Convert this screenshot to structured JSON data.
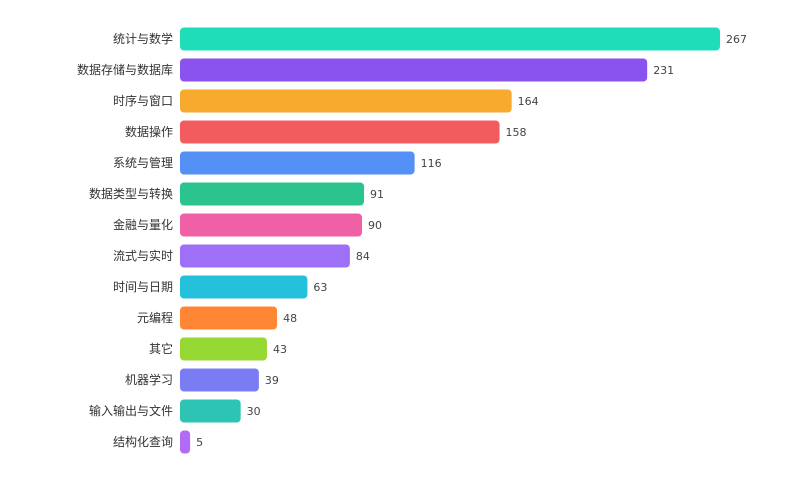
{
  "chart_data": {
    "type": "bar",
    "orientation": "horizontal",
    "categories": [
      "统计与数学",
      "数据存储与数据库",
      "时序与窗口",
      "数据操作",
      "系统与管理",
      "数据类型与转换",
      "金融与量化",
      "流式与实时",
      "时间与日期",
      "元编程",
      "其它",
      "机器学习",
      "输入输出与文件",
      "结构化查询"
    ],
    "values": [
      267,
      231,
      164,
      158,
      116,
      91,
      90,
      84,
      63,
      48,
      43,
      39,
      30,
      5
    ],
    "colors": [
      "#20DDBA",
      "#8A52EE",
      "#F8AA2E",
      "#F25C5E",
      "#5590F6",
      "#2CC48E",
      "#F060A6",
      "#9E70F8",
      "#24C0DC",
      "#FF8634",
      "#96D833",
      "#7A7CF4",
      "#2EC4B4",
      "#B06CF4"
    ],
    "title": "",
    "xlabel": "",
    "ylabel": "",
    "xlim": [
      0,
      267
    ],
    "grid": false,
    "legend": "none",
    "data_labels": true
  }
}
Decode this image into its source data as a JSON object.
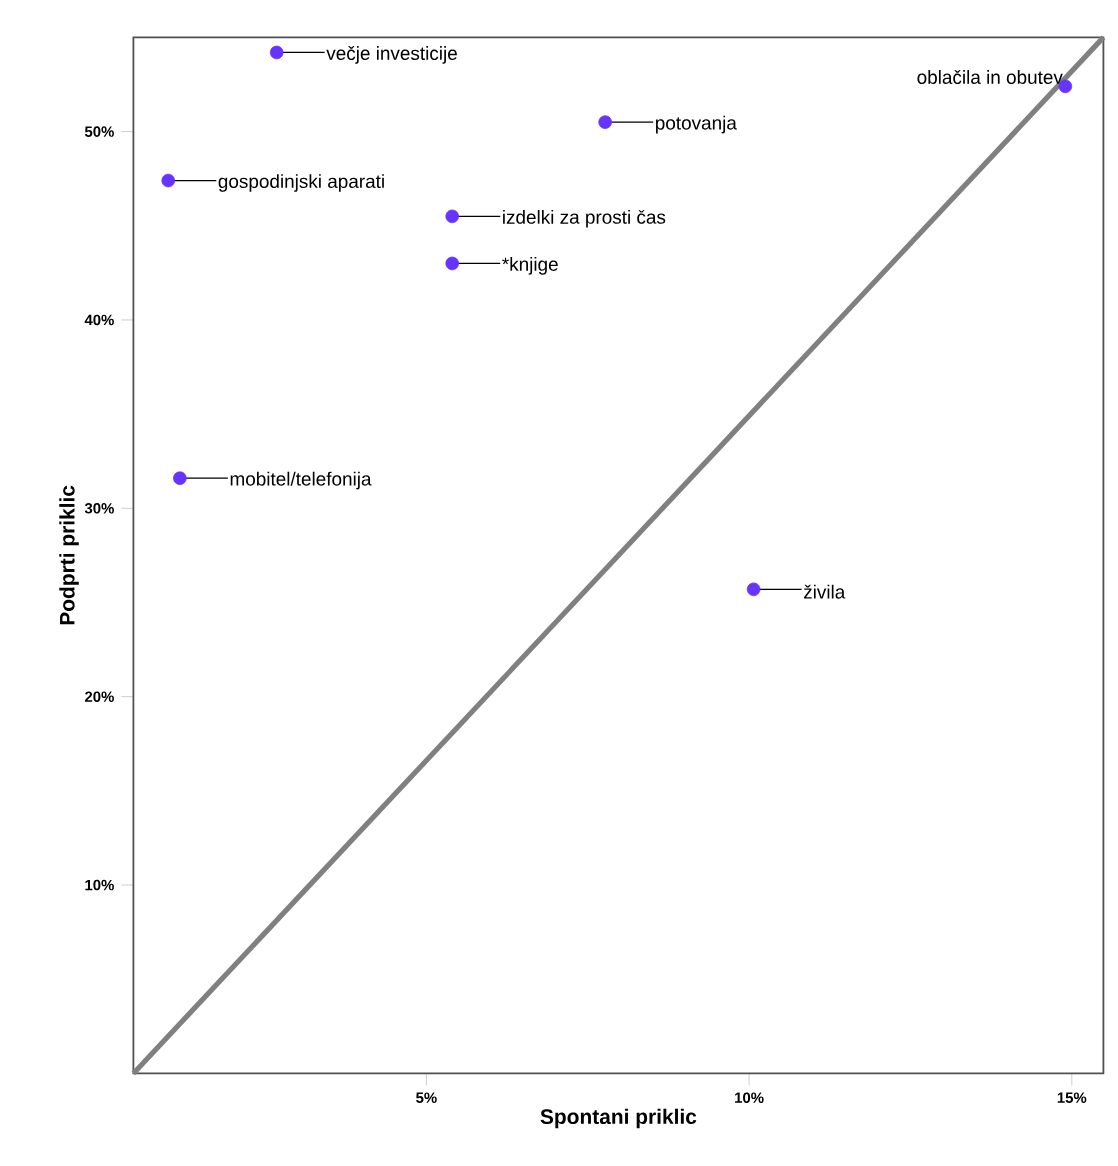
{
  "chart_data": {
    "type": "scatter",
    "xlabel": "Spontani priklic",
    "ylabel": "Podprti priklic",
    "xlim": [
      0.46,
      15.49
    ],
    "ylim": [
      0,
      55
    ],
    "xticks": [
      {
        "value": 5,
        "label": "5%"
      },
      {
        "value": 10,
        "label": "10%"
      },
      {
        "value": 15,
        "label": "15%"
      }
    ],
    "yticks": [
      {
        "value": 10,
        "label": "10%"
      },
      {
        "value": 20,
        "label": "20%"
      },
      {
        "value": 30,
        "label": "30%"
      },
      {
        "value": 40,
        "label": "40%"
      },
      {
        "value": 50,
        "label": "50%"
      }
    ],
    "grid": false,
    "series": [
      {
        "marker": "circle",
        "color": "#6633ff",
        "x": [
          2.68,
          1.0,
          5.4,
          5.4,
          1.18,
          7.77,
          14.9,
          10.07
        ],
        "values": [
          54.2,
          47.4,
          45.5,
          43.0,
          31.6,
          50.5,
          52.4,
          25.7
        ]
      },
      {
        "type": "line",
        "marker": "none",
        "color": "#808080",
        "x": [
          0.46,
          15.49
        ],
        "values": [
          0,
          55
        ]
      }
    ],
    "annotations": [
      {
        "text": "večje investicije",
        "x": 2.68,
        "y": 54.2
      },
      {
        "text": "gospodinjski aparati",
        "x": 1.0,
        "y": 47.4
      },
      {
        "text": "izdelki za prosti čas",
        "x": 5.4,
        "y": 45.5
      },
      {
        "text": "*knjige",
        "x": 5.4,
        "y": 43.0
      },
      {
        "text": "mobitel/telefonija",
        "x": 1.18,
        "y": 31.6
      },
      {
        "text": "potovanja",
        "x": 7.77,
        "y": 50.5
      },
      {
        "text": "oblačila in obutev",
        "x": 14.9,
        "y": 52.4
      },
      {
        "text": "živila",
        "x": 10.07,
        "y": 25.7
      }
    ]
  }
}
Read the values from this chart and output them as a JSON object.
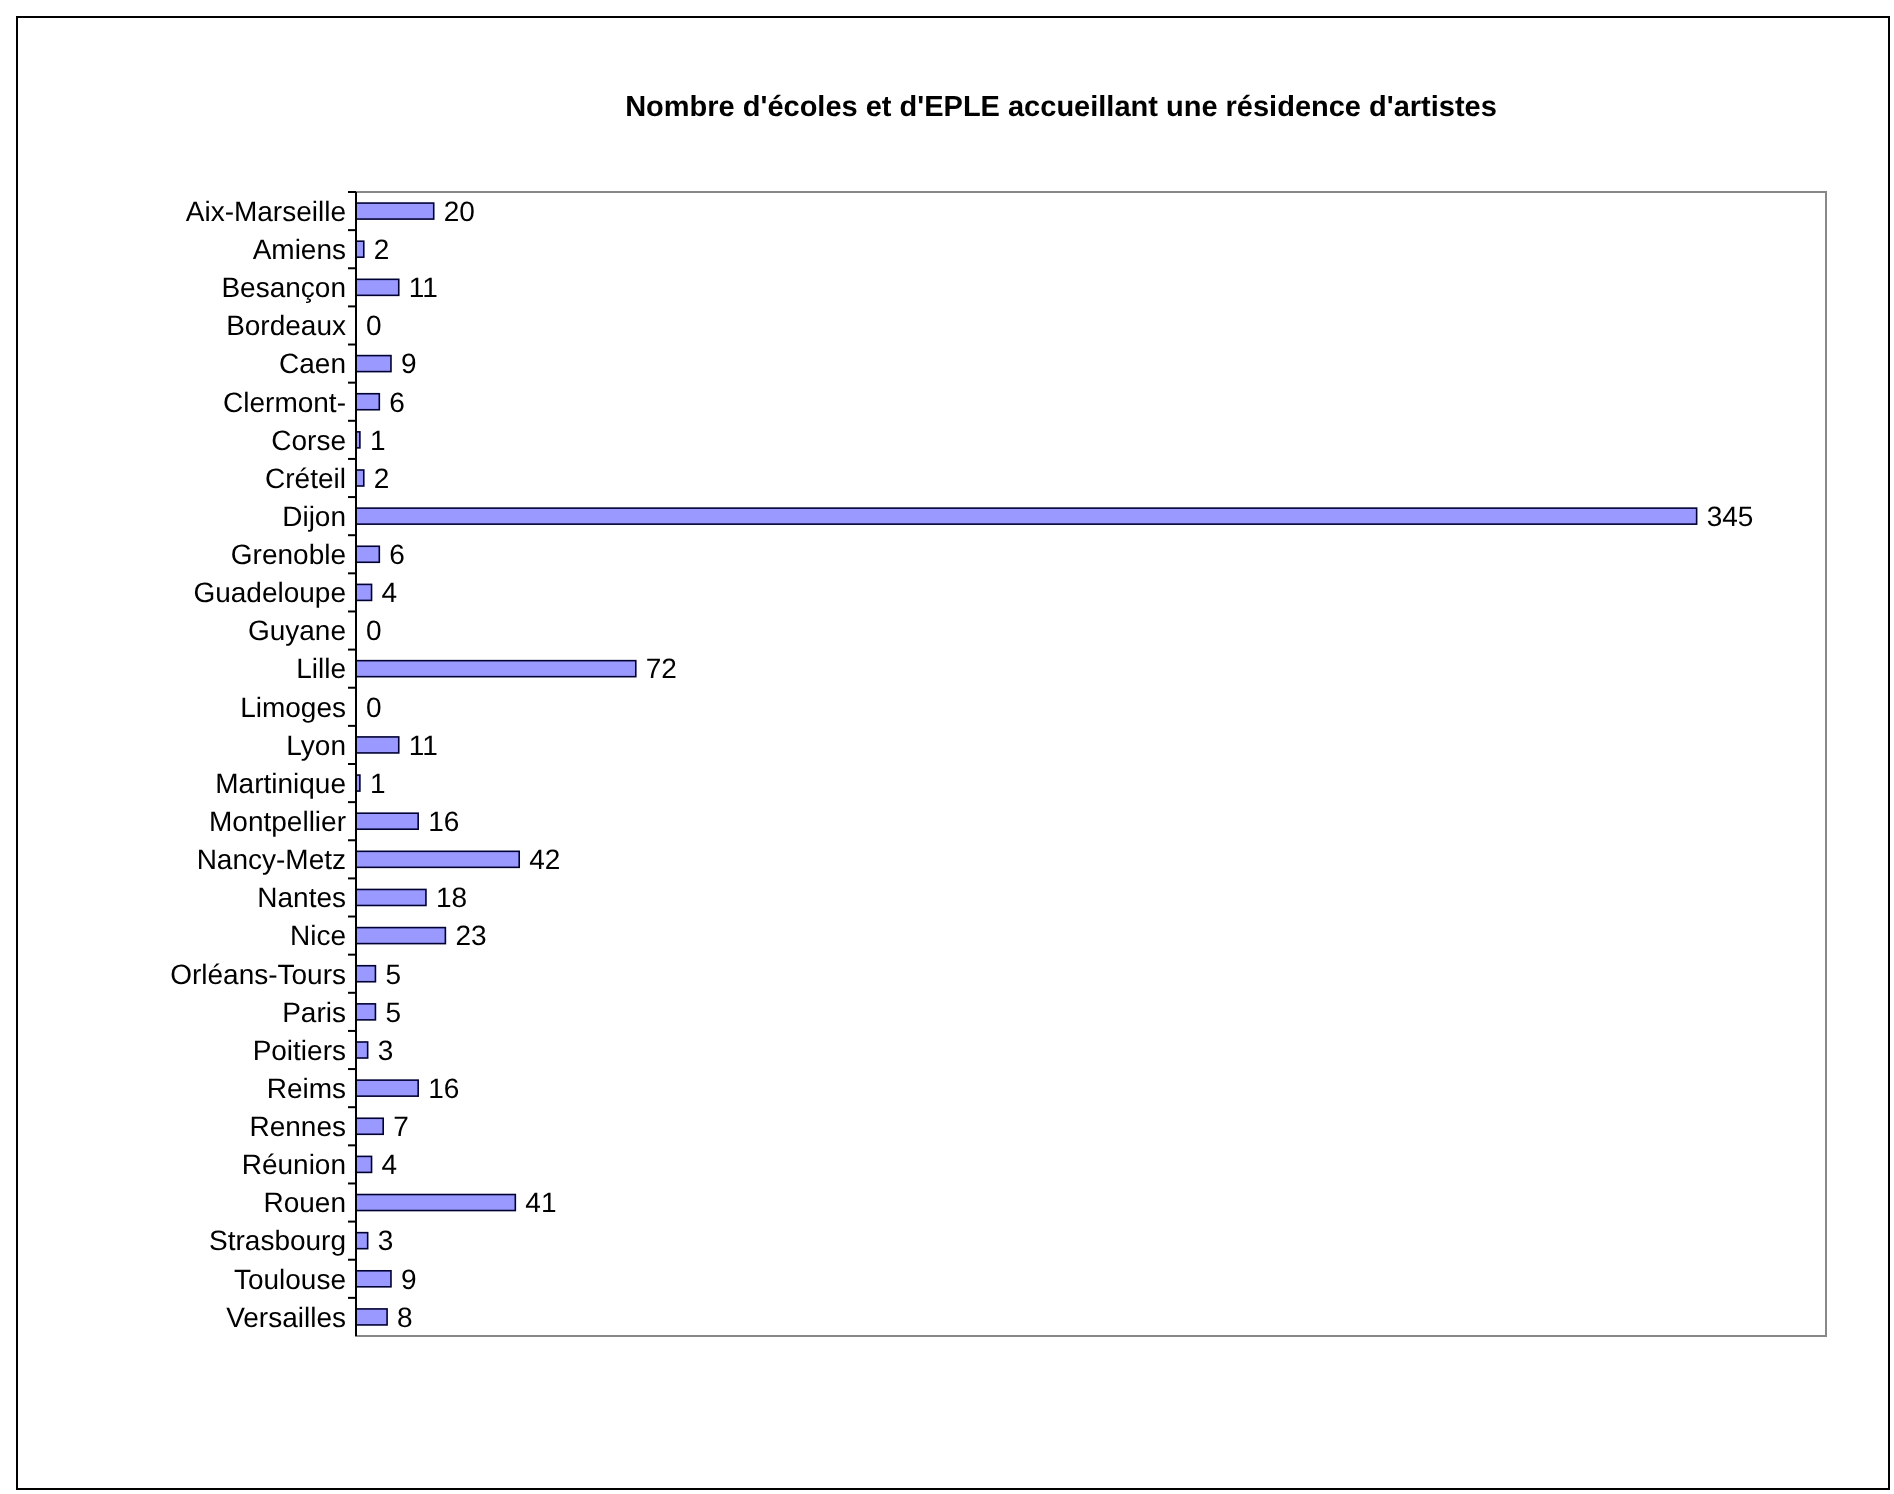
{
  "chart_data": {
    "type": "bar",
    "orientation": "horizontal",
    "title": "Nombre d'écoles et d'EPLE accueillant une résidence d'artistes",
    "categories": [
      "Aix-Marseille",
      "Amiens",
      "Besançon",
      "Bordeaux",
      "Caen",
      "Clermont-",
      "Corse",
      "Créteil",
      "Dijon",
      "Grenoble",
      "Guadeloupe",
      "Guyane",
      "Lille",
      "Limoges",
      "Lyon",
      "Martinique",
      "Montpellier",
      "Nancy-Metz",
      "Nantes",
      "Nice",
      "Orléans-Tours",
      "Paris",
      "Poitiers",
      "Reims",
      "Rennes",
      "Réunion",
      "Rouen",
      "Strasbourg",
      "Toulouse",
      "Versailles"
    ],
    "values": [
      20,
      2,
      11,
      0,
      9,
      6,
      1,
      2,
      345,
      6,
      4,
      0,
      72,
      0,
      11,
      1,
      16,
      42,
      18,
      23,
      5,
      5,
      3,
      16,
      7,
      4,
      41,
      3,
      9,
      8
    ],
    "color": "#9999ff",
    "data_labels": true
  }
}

----

Do not include images; quote all of the entries above exactly.

### RESPONSE
Convert this screenshot to structured JSON data.
{
  "chart_data": {
    "type": "bar",
    "orientation": "horizontal",
    "categories": [
      "统计与数学",
      "数据存储与数据库",
      "时序与窗口",
      "数据操作",
      "系统与管理",
      "数据类型与转换",
      "金融与量化",
      "流式与实时",
      "时间与日期",
      "元编程",
      "其它",
      "机器学习",
      "输入输出与文件",
      "结构化查询"
    ],
    "values": [
      267,
      231,
      164,
      158,
      116,
      91,
      90,
      84,
      63,
      48,
      43,
      39,
      30,
      5
    ],
    "colors": [
      "#20DDBA",
      "#8A52EE",
      "#F8AA2E",
      "#F25C5E",
      "#5590F6",
      "#2CC48E",
      "#F060A6",
      "#9E70F8",
      "#24C0DC",
      "#FF8634",
      "#96D833",
      "#7A7CF4",
      "#2EC4B4",
      "#B06CF4"
    ],
    "title": "",
    "xlabel": "",
    "ylabel": "",
    "xlim": [
      0,
      267
    ],
    "grid": false,
    "legend": "none",
    "data_labels": true
  }
}
Decode this image into its source data as a JSON object.
{
  "chart_data": {
    "type": "scatter",
    "xlabel": "Spontani priklic",
    "ylabel": "Podprti priklic",
    "xlim": [
      0.46,
      15.49
    ],
    "ylim": [
      0,
      55
    ],
    "xticks": [
      {
        "value": 5,
        "label": "5%"
      },
      {
        "value": 10,
        "label": "10%"
      },
      {
        "value": 15,
        "label": "15%"
      }
    ],
    "yticks": [
      {
        "value": 10,
        "label": "10%"
      },
      {
        "value": 20,
        "label": "20%"
      },
      {
        "value": 30,
        "label": "30%"
      },
      {
        "value": 40,
        "label": "40%"
      },
      {
        "value": 50,
        "label": "50%"
      }
    ],
    "grid": false,
    "series": [
      {
        "marker": "circle",
        "color": "#6633ff",
        "x": [
          2.68,
          1.0,
          5.4,
          5.4,
          1.18,
          7.77,
          14.9,
          10.07
        ],
        "values": [
          54.2,
          47.4,
          45.5,
          43.0,
          31.6,
          50.5,
          52.4,
          25.7
        ]
      },
      {
        "type": "line",
        "marker": "none",
        "color": "#808080",
        "x": [
          0.46,
          15.49
        ],
        "values": [
          0,
          55
        ]
      }
    ],
    "annotations": [
      {
        "text": "večje investicije",
        "x": 2.68,
        "y": 54.2
      },
      {
        "text": "gospodinjski aparati",
        "x": 1.0,
        "y": 47.4
      },
      {
        "text": "izdelki za prosti čas",
        "x": 5.4,
        "y": 45.5
      },
      {
        "text": "*knjige",
        "x": 5.4,
        "y": 43.0
      },
      {
        "text": "mobitel/telefonija",
        "x": 1.18,
        "y": 31.6
      },
      {
        "text": "potovanja",
        "x": 7.77,
        "y": 50.5
      },
      {
        "text": "oblačila in obutev",
        "x": 14.9,
        "y": 52.4
      },
      {
        "text": "živila",
        "x": 10.07,
        "y": 25.7
      }
    ]
  }
}
Read the values from this chart and output them as a JSON object.
{
  "chart_data": {
    "type": "bar",
    "orientation": "horizontal",
    "title": "Nombre d'écoles et d'EPLE accueillant une résidence d'artistes",
    "categories": [
      "Aix-Marseille",
      "Amiens",
      "Besançon",
      "Bordeaux",
      "Caen",
      "Clermont-",
      "Corse",
      "Créteil",
      "Dijon",
      "Grenoble",
      "Guadeloupe",
      "Guyane",
      "Lille",
      "Limoges",
      "Lyon",
      "Martinique",
      "Montpellier",
      "Nancy-Metz",
      "Nantes",
      "Nice",
      "Orléans-Tours",
      "Paris",
      "Poitiers",
      "Reims",
      "Rennes",
      "Réunion",
      "Rouen",
      "Strasbourg",
      "Toulouse",
      "Versailles"
    ],
    "values": [
      20,
      2,
      11,
      0,
      9,
      6,
      1,
      2,
      345,
      6,
      4,
      0,
      72,
      0,
      11,
      1,
      16,
      42,
      18,
      23,
      5,
      5,
      3,
      16,
      7,
      4,
      41,
      3,
      9,
      8
    ],
    "color": "#9999ff",
    "data_labels": true
  }
}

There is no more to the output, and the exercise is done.